Search the material for the string "nach", then report how many lines hold it, with no other text.

## BEGIN

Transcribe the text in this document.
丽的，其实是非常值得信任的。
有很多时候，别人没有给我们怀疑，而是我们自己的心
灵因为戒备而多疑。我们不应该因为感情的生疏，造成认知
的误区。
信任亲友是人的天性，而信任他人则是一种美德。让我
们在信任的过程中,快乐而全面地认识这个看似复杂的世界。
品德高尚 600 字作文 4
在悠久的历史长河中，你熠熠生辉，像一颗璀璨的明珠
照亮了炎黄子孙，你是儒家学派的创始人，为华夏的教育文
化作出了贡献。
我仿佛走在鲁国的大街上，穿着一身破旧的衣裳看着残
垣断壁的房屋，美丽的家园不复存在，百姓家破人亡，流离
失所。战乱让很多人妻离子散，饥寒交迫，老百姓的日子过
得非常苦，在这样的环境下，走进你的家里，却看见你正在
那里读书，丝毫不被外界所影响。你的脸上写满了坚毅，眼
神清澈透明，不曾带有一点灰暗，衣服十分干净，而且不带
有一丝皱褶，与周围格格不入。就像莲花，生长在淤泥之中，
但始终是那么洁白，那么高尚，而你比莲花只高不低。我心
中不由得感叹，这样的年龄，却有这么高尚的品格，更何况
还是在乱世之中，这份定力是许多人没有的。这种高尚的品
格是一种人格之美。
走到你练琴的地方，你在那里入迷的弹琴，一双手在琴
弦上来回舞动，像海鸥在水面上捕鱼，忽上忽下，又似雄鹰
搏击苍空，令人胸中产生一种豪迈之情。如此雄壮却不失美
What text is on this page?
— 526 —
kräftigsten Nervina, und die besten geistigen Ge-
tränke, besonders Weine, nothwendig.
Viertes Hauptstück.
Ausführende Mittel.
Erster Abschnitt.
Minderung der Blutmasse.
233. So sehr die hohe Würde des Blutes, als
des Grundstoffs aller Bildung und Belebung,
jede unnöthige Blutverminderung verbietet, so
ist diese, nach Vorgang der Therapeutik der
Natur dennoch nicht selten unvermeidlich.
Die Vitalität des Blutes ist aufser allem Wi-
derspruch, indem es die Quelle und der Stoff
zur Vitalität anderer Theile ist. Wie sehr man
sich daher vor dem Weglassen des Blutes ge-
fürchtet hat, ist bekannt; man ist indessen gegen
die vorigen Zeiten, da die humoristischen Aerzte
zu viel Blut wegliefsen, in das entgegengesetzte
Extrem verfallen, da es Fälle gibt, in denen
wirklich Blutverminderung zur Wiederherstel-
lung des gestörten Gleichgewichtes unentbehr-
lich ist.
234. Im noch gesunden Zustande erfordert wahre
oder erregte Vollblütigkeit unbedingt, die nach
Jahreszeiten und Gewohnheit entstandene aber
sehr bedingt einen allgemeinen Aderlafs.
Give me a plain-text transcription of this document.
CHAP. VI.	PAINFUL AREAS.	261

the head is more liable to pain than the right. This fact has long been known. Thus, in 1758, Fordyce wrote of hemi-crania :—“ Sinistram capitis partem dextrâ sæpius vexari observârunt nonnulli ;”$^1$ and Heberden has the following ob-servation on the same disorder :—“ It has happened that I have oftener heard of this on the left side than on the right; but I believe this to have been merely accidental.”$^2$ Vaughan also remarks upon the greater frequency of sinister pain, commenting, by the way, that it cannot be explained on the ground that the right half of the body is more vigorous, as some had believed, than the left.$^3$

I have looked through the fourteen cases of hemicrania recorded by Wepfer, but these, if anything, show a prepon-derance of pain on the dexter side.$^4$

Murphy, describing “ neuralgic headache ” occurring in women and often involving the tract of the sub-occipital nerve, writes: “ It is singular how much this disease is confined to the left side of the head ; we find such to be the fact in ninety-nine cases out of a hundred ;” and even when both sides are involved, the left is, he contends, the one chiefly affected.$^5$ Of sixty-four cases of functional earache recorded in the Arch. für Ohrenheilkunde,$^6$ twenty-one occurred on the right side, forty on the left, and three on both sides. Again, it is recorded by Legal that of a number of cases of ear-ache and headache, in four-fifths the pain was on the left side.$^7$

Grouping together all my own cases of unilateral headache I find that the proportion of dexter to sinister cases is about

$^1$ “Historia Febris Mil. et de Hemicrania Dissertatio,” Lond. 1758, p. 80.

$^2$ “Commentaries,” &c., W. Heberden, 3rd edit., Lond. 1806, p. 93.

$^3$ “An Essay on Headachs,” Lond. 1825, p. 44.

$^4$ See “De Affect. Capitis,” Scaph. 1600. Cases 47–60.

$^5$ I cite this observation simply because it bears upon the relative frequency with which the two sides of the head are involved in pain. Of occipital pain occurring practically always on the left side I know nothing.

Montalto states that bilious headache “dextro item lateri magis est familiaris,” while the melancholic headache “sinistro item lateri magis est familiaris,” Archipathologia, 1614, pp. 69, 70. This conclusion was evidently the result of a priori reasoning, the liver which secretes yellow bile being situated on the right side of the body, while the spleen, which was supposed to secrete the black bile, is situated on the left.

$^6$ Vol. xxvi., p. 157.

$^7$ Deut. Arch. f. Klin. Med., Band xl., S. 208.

## END

● **Solution for this task**
2